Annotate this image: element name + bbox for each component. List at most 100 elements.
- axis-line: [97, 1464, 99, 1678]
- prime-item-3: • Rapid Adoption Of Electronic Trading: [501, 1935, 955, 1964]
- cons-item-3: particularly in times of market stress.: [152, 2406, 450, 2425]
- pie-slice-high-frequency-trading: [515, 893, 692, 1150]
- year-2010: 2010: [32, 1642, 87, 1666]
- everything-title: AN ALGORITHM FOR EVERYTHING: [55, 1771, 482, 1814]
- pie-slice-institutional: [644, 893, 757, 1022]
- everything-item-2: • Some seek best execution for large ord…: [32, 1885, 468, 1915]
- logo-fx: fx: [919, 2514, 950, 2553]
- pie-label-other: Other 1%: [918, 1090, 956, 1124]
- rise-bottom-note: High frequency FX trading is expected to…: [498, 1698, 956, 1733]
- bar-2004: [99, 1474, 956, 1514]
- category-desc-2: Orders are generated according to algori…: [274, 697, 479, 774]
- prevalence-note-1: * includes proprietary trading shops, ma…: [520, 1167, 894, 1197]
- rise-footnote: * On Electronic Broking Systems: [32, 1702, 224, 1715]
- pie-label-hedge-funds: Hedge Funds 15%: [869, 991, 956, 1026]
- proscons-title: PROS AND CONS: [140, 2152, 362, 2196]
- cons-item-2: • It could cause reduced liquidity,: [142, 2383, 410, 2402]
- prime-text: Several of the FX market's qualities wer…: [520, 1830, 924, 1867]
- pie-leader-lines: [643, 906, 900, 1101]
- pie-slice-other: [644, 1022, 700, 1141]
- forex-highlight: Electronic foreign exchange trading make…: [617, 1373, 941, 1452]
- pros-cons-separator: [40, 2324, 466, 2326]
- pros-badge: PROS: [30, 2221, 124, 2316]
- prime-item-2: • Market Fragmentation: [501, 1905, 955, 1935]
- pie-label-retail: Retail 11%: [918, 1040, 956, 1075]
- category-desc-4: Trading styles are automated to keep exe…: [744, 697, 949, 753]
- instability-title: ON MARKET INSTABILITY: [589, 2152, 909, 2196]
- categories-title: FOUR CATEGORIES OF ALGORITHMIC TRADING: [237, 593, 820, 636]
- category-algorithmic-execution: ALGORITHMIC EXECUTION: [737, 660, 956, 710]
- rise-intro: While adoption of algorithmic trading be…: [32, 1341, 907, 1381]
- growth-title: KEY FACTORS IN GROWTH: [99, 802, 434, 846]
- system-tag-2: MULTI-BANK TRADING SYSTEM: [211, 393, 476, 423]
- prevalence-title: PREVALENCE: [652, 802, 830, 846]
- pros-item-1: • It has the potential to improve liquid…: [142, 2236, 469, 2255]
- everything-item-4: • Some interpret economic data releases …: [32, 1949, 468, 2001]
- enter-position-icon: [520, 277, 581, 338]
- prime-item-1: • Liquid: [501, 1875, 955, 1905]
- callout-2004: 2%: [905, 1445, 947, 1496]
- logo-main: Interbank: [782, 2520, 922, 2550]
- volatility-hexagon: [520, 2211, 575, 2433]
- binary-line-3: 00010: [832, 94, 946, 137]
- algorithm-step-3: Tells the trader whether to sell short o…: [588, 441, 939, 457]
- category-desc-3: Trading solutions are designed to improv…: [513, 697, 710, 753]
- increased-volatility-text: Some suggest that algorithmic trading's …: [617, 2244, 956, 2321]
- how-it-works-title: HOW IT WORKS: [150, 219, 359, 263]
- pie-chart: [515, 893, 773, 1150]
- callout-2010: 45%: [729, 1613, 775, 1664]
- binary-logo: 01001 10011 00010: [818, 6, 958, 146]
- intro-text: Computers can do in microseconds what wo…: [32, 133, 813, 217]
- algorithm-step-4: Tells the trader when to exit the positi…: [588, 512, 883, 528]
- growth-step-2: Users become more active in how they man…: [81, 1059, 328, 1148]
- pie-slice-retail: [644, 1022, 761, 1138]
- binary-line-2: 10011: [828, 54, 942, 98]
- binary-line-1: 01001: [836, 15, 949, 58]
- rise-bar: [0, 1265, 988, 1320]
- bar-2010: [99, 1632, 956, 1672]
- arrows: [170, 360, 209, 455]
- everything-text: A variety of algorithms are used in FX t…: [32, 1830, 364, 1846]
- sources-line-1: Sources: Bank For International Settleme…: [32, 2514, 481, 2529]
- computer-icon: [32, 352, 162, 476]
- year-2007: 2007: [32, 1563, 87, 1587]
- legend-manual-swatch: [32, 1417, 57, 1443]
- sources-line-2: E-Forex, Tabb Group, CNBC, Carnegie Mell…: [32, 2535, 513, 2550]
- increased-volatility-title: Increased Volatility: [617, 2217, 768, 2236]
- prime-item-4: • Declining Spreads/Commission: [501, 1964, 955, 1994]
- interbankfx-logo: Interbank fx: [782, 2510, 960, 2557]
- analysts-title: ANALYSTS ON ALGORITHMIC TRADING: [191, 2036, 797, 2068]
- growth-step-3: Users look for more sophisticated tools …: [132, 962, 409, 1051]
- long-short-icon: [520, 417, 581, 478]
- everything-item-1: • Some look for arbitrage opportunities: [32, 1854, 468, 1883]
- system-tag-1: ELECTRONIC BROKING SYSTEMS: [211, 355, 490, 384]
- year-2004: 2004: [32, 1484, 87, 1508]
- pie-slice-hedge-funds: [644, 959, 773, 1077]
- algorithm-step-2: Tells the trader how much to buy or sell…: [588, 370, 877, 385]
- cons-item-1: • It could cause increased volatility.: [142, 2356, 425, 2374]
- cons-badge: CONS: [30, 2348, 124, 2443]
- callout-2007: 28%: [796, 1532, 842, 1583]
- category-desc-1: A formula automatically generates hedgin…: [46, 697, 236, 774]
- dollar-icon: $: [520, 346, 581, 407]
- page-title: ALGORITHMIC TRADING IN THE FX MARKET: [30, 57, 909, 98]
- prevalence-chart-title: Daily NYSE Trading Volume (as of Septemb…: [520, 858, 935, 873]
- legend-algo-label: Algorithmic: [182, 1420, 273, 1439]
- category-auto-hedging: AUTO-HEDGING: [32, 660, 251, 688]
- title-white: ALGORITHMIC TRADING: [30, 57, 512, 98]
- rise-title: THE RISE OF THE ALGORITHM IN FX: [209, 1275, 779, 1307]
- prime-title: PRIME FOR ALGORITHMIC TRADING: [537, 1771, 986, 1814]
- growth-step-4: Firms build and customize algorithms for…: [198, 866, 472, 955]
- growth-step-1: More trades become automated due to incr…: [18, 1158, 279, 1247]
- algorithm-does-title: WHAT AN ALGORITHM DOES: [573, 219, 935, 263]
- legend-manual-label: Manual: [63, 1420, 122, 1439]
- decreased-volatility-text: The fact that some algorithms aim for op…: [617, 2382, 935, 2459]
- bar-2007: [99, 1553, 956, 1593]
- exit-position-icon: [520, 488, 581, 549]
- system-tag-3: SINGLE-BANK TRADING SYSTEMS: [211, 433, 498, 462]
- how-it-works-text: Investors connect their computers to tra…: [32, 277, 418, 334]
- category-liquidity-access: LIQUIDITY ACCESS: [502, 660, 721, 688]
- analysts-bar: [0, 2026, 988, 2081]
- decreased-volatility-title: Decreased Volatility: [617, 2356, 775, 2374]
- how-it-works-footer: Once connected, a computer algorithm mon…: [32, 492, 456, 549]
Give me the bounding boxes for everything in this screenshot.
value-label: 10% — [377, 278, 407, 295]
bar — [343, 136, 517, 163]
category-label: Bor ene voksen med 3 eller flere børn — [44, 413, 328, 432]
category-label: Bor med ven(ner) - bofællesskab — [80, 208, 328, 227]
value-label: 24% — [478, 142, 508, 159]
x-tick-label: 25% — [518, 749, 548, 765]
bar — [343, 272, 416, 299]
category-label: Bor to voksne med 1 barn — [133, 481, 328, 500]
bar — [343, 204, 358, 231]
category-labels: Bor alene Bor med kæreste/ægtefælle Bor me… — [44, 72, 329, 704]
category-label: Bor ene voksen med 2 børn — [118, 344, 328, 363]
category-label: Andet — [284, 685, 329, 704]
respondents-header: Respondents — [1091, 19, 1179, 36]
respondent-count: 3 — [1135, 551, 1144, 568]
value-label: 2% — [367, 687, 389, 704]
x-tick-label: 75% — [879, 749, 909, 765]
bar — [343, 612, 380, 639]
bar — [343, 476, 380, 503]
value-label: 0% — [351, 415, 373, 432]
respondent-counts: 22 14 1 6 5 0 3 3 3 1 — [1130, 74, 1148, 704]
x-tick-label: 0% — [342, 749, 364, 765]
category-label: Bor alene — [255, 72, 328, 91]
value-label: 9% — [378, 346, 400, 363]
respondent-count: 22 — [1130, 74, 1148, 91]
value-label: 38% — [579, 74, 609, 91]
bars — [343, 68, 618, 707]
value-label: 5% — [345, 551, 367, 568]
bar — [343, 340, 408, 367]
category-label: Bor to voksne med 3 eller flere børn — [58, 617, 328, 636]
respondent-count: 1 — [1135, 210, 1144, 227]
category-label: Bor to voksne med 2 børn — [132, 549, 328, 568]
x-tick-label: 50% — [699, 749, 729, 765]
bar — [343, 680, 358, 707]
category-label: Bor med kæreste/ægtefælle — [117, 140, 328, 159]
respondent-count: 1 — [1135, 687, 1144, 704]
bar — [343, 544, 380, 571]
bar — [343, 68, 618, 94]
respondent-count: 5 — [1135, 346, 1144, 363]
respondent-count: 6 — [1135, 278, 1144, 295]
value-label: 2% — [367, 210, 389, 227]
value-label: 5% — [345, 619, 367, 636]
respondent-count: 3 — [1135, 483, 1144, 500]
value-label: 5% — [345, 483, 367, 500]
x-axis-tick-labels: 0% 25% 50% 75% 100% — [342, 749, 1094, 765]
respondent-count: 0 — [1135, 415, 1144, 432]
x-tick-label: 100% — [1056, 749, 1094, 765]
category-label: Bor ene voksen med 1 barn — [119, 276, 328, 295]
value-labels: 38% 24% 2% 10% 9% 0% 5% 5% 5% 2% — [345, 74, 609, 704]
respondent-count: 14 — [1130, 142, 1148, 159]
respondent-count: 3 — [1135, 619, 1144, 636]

* _Exercise directions_
Render the lines from the start of the rows through the line containing "- pie-slice-high-frequency-trading: [515, 893, 692, 1150]", both included, as a numbered list, leaving out any blank lines.

* _Completed exercise_
1. Annotate this image: element name + bbox for each component. List at most 100 elements.
2. - axis-line: [97, 1464, 99, 1678]
3. - prime-item-3: • Rapid Adoption Of Electronic Trading: [501, 1935, 955, 1964]
4. - cons-item-3: particularly in times of market stress.: [152, 2406, 450, 2425]
5. - pie-slice-high-frequency-trading: [515, 893, 692, 1150]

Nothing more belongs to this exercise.